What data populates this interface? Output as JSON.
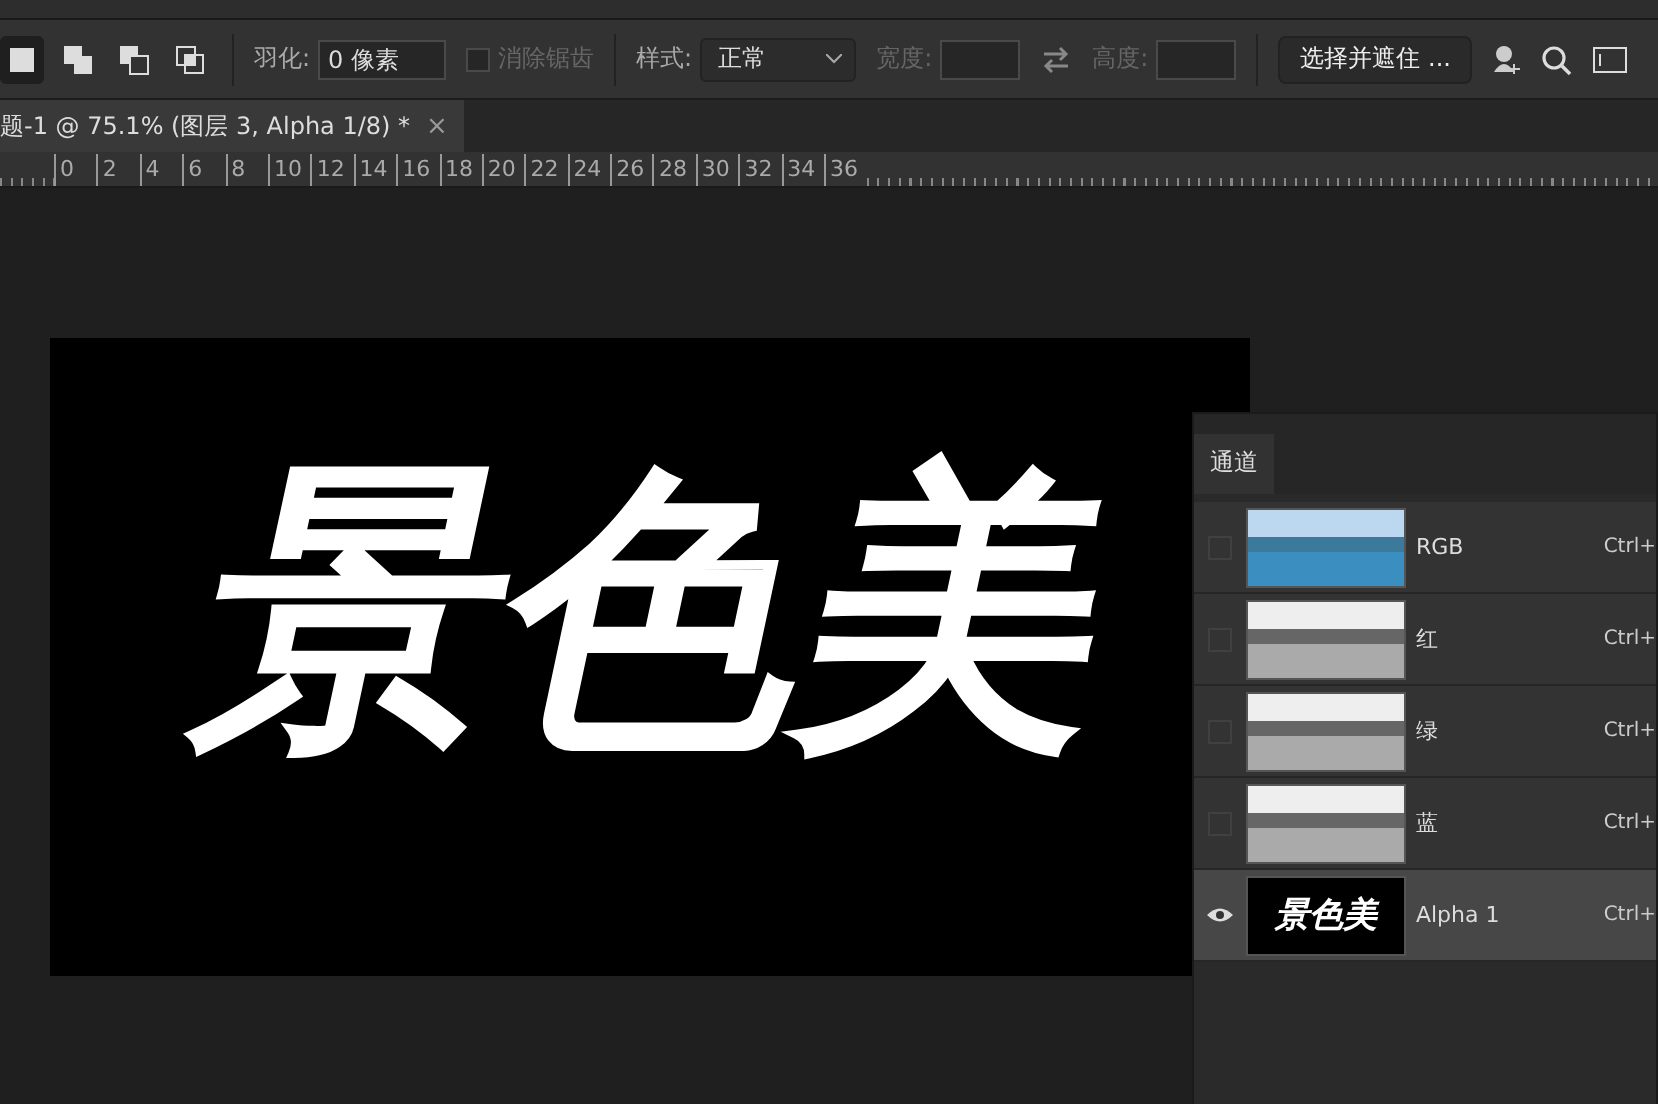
{
  "options_bar": {
    "selection_modes": [
      {
        "selected": true
      },
      {
        "selected": false
      },
      {
        "selected": false
      },
      {
        "selected": false
      }
    ],
    "feather": {
      "label": "羽化:",
      "value": "0 像素"
    },
    "antialias": {
      "label": "消除锯齿",
      "checked": false,
      "disabled": true
    },
    "style": {
      "label": "样式:",
      "value": "正常"
    },
    "width": {
      "label": "宽度:"
    },
    "height": {
      "label": "高度:"
    },
    "select_mask_button": "选择并遮住 ..."
  },
  "document_tab": {
    "title": "题-1 @ 75.1% (图层 3, Alpha 1/8) *",
    "close": "×"
  },
  "ruler": [
    "0",
    "2",
    "4",
    "6",
    "8",
    "10",
    "12",
    "14",
    "16",
    "18",
    "20",
    "22",
    "24",
    "26",
    "28",
    "30",
    "32",
    "34",
    "36"
  ],
  "canvas": {
    "text": "景色美"
  },
  "channels_panel": {
    "tab": "通道",
    "channels": [
      {
        "name": "RGB",
        "shortcut": "Ctrl+",
        "visible": false,
        "selected": false,
        "kind": "color"
      },
      {
        "name": "红",
        "shortcut": "Ctrl+",
        "visible": false,
        "selected": false,
        "kind": "gray"
      },
      {
        "name": "绿",
        "shortcut": "Ctrl+",
        "visible": false,
        "selected": false,
        "kind": "gray"
      },
      {
        "name": "蓝",
        "shortcut": "Ctrl+",
        "visible": false,
        "selected": false,
        "kind": "gray"
      },
      {
        "name": "Alpha 1",
        "shortcut": "Ctrl+",
        "visible": true,
        "selected": true,
        "kind": "alpha",
        "thumb_text": "景色美"
      }
    ]
  }
}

########################################

Extract every line containing the string "true" from the data above.

**The solution:**
        "selected": true
      "disabled": true
        "visible": true,
        "selected": true,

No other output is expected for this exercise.